● What is expected: From the listing below, copy every line with the word "Bentuk".

● Provided entries:
········
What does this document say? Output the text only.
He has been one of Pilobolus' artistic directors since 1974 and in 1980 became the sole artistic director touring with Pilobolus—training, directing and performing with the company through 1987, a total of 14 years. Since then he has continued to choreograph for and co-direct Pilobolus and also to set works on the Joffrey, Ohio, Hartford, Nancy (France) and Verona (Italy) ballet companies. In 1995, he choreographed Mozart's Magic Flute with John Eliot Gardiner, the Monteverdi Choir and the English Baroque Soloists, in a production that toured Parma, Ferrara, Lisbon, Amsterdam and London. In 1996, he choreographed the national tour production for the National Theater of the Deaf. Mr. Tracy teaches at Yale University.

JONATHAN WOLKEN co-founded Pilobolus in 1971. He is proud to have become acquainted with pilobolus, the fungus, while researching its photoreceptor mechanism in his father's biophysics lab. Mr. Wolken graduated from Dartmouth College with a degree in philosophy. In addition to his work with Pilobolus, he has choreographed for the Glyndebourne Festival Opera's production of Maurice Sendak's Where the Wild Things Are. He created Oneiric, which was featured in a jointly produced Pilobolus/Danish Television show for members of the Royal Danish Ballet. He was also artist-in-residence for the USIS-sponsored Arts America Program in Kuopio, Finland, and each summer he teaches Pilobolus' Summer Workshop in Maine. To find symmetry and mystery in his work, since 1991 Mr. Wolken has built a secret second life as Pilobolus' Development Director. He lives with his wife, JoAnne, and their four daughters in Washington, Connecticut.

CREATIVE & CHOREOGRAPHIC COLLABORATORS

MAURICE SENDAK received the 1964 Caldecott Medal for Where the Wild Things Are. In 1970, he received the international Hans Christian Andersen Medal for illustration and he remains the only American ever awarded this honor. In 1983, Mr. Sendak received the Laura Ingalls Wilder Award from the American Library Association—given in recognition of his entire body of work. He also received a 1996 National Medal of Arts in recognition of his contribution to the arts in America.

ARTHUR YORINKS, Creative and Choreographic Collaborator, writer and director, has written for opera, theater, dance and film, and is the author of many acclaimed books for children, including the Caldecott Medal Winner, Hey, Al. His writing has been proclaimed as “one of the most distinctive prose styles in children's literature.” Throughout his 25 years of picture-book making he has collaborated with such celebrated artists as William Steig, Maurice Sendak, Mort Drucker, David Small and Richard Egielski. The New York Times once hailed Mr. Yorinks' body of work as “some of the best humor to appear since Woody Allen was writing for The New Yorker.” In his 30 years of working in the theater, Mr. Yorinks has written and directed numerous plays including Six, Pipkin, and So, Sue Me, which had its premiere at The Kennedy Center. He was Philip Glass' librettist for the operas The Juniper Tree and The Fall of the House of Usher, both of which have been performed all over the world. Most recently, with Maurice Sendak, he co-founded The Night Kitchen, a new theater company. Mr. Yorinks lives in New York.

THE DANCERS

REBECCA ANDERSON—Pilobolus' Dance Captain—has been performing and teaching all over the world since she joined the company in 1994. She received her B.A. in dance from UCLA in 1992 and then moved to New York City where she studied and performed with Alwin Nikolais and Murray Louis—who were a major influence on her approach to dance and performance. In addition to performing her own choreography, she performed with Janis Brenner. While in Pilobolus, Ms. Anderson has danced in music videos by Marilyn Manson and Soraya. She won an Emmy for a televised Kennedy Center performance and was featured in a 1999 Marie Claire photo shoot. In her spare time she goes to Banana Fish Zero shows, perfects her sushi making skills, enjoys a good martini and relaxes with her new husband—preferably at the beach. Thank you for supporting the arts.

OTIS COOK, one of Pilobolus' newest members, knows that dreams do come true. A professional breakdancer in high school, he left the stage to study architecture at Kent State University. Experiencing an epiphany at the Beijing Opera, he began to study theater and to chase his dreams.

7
········
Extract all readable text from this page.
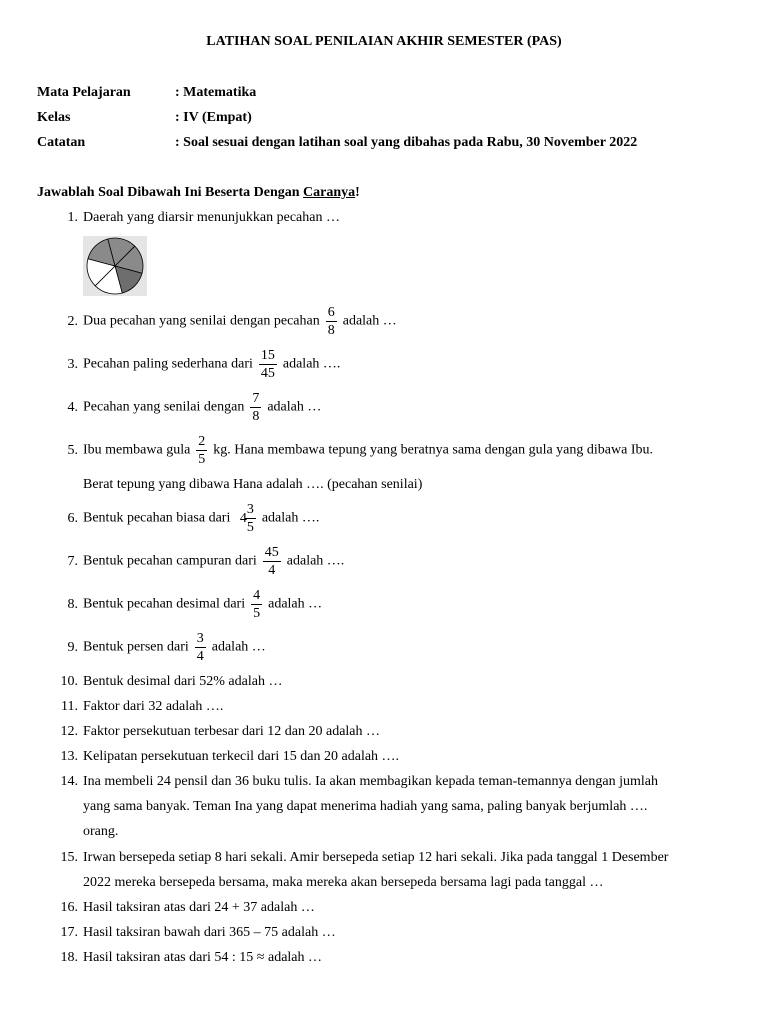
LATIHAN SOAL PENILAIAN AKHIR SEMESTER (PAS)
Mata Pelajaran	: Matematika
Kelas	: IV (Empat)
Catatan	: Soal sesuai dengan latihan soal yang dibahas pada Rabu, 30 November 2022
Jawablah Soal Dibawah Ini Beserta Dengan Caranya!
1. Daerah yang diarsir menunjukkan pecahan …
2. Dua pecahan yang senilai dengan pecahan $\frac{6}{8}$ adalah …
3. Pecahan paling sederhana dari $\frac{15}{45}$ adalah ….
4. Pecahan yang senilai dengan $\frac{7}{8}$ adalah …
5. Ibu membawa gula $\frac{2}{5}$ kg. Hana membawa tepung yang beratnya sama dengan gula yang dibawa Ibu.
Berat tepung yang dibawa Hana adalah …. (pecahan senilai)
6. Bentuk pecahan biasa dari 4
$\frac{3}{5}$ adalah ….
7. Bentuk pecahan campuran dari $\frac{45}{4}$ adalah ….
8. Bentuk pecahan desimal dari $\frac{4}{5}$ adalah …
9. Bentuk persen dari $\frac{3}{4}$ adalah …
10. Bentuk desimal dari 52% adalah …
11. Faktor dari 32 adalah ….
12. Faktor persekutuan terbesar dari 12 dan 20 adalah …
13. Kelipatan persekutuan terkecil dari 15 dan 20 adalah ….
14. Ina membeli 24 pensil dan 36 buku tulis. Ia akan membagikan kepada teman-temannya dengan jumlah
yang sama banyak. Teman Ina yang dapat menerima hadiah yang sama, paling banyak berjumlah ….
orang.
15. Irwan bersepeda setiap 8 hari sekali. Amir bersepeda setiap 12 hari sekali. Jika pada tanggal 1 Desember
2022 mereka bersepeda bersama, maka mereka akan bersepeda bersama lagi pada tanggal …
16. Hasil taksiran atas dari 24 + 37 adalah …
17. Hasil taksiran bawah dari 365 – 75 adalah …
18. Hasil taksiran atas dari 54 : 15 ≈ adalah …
········
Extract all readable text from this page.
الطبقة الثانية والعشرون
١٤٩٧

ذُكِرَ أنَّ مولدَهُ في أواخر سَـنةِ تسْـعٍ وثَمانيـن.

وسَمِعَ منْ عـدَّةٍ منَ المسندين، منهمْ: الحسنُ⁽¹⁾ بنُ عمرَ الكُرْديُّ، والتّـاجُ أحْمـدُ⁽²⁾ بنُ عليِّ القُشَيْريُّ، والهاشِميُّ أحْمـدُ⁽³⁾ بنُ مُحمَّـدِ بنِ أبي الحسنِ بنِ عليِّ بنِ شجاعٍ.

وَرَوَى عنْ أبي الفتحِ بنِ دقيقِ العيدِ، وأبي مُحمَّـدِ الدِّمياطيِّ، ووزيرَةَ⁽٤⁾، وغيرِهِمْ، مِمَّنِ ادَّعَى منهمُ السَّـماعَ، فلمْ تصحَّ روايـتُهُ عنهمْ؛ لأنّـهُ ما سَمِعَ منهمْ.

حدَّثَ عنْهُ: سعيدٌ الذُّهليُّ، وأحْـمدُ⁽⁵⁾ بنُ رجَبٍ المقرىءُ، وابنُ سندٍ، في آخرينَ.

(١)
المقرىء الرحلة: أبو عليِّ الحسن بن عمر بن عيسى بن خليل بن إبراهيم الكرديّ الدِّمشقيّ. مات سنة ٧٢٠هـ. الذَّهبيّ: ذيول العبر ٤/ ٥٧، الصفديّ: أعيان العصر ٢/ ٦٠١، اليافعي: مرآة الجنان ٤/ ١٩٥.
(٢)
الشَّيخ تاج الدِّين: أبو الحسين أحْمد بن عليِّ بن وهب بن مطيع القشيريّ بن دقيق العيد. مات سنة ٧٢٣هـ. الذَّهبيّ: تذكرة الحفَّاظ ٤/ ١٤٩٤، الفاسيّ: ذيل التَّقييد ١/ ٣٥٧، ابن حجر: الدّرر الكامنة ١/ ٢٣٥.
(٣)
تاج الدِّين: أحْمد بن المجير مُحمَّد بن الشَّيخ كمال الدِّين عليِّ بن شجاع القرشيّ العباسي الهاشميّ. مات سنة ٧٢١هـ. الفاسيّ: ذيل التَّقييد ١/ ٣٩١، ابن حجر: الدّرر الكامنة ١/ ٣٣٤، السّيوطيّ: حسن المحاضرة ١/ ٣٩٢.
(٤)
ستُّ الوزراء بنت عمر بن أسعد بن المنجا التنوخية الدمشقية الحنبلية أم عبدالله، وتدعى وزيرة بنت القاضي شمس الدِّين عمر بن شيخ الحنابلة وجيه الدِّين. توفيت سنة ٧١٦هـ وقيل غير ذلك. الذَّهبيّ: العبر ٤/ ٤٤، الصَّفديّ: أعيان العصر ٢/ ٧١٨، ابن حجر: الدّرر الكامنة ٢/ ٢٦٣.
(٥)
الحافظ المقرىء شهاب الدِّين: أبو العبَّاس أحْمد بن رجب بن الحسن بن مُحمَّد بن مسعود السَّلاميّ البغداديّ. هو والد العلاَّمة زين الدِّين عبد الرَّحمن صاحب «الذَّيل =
········
● Result:
6. Bentuk pecahan biasa dari 4
7. Bentuk pecahan campuran dari $\frac{45}{4}$ adalah ….
8. Bentuk pecahan desimal dari $\frac{4}{5}$ adalah …
9. Bentuk persen dari $\frac{3}{4}$ adalah …
10. Bentuk desimal dari 52% adalah …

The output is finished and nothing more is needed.